→ **WHAT IS BEING ASKED**: Return every line of the material exactly.

→ **RECORDS FOR THE TASK**:
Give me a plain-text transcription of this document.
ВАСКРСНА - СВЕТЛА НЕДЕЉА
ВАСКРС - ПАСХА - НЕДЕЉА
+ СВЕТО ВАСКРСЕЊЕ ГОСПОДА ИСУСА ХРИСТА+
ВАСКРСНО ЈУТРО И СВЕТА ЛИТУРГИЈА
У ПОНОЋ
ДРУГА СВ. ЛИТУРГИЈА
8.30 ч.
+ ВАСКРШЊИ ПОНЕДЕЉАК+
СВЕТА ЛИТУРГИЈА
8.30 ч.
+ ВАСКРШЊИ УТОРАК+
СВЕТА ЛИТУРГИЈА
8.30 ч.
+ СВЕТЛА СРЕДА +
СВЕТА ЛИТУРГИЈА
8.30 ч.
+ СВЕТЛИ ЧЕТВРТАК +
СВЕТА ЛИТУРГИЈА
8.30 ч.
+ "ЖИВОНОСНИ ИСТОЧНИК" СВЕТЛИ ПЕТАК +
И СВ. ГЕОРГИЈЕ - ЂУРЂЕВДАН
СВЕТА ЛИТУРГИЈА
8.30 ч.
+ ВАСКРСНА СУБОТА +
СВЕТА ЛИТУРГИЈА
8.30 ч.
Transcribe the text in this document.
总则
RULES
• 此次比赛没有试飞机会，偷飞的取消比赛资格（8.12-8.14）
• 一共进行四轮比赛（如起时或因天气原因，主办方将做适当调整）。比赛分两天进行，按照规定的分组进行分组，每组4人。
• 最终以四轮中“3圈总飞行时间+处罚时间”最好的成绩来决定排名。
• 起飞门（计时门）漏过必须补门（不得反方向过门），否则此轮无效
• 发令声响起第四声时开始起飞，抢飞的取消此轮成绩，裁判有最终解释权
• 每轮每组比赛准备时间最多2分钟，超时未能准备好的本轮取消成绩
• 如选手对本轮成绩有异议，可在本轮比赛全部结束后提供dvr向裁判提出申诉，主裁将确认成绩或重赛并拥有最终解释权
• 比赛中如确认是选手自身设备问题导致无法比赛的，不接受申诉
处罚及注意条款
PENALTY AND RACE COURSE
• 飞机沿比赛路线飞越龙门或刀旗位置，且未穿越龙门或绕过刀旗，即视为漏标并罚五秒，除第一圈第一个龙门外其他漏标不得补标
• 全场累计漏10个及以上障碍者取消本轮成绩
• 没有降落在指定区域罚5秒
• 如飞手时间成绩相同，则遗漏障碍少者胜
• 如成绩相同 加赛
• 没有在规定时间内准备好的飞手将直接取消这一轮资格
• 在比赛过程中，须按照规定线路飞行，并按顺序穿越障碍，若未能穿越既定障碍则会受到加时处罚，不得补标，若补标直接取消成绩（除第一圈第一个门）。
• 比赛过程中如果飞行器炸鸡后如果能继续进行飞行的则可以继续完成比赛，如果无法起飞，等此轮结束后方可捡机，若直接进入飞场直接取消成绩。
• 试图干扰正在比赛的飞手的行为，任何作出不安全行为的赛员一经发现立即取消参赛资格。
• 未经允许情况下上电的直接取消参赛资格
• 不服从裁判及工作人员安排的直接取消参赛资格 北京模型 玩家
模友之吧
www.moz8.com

→ **WRITTEN ANSWER**:
Give me a plain-text transcription of this document.
ВАСКРСНА - СВЕТЛА НЕДЕЉА
ВАСКРС - ПАСХА - НЕДЕЉА
+ СВЕТО ВАСКРСЕЊЕ ГОСПОДА ИСУСА ХРИСТА+
ВАСКРСНО ЈУТРО И СВЕТА ЛИТУРГИЈА
У ПОНОЋ
ДРУГА СВ. ЛИТУРГИЈА
8.30 ч.
+ ВАСКРШЊИ ПОНЕДЕЉАК+
СВЕТА ЛИТУРГИЈА
8.30 ч.
+ ВАСКРШЊИ УТОРАК+
СВЕТА ЛИТУРГИЈА
8.30 ч.
+ СВЕТЛА СРЕДА +
СВЕТА ЛИТУРГИЈА
8.30 ч.
+ СВЕТЛИ ЧЕТВРТАК +
СВЕТА ЛИТУРГИЈА
8.30 ч.
+ "ЖИВОНОСНИ ИСТОЧНИК" СВЕТЛИ ПЕТАК +
И СВ. ГЕОРГИЈЕ - ЂУРЂЕВДАН
СВЕТА ЛИТУРГИЈА
8.30 ч.
+ ВАСКРСНА СУБОТА +
СВЕТА ЛИТУРГИЈА
8.30 ч.
Transcribe the text in this document.
总则
RULES
• 此次比赛没有试飞机会，偷飞的取消比赛资格（8.12-8.14）
• 一共进行四轮比赛（如起时或因天气原因，主办方将做适当调整）。比赛分两天进行，按照规定的分组进行分组，每组4人。
• 最终以四轮中“3圈总飞行时间+处罚时间”最好的成绩来决定排名。
• 起飞门（计时门）漏过必须补门（不得反方向过门），否则此轮无效
• 发令声响起第四声时开始起飞，抢飞的取消此轮成绩，裁判有最终解释权
• 每轮每组比赛准备时间最多2分钟，超时未能准备好的本轮取消成绩
• 如选手对本轮成绩有异议，可在本轮比赛全部结束后提供dvr向裁判提出申诉，主裁将确认成绩或重赛并拥有最终解释权
• 比赛中如确认是选手自身设备问题导致无法比赛的，不接受申诉
处罚及注意条款
PENALTY AND RACE COURSE
• 飞机沿比赛路线飞越龙门或刀旗位置，且未穿越龙门或绕过刀旗，即视为漏标并罚五秒，除第一圈第一个龙门外其他漏标不得补标
• 全场累计漏10个及以上障碍者取消本轮成绩
• 没有降落在指定区域罚5秒
• 如飞手时间成绩相同，则遗漏障碍少者胜
• 如成绩相同 加赛
• 没有在规定时间内准备好的飞手将直接取消这一轮资格
• 在比赛过程中，须按照规定线路飞行，并按顺序穿越障碍，若未能穿越既定障碍则会受到加时处罚，不得补标，若补标直接取消成绩（除第一圈第一个门）。
• 比赛过程中如果飞行器炸鸡后如果能继续进行飞行的则可以继续完成比赛，如果无法起飞，等此轮结束后方可捡机，若直接进入飞场直接取消成绩。
• 试图干扰正在比赛的飞手的行为，任何作出不安全行为的赛员一经发现立即取消参赛资格。
• 未经允许情况下上电的直接取消参赛资格
• 不服从裁判及工作人员安排的直接取消参赛资格 北京模型 玩家
模友之吧
www.moz8.com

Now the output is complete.